Repeat the records below exactly.

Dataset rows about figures
※

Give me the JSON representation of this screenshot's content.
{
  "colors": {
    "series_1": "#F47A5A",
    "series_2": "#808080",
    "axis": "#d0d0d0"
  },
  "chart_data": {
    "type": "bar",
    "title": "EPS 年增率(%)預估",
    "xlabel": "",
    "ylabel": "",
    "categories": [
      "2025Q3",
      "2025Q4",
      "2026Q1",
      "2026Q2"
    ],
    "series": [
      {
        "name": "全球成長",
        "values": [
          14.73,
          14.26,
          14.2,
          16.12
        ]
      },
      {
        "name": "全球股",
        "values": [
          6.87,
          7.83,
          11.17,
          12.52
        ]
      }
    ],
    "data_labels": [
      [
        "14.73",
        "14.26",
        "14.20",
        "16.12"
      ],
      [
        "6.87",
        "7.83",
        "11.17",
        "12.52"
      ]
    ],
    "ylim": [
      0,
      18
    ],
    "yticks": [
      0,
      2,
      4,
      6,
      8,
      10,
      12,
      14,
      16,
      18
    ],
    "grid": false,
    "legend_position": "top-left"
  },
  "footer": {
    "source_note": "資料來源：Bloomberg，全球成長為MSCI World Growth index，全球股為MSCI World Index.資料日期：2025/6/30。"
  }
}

※

**Output below:**
Give me the JSON representation of this screenshot's content.
{
  "colors": {
    "series_1": "#F47A5A",
    "series_2": "#808080",
    "axis": "#d0d0d0"
  },
  "chart_data": {
    "type": "bar",
    "title": "EPS 年增率(%)預估",
    "xlabel": "",
    "ylabel": "",
    "categories": [
      "2025Q3",
      "2025Q4",
      "2026Q1",
      "2026Q2"
    ],
    "series": [
      {
        "name": "全球成長",
        "values": [
          14.73,
          14.26,
          14.2,
          16.12
        ]
      },
      {
        "name": "全球股",
        "values": [
          6.87,
          7.83,
          11.17,
          12.52
        ]
      }
    ],
    "data_labels": [
      [
        "14.73",
        "14.26",
        "14.20",
        "16.12"
      ],
      [
        "6.87",
        "7.83",
        "11.17",
        "12.52"
      ]
    ],
    "ylim": [
      0,
      18
    ],
    "yticks": [
      0,
      2,
      4,
      6,
      8,
      10,
      12,
      14,
      16,
      18
    ],
    "grid": false,
    "legend_position": "top-left"
  },
  "footer": {
    "source_note": "資料來源：Bloomberg，全球成長為MSCI World Growth index，全球股為MSCI World Index.資料日期：2025/6/30。"
  }
}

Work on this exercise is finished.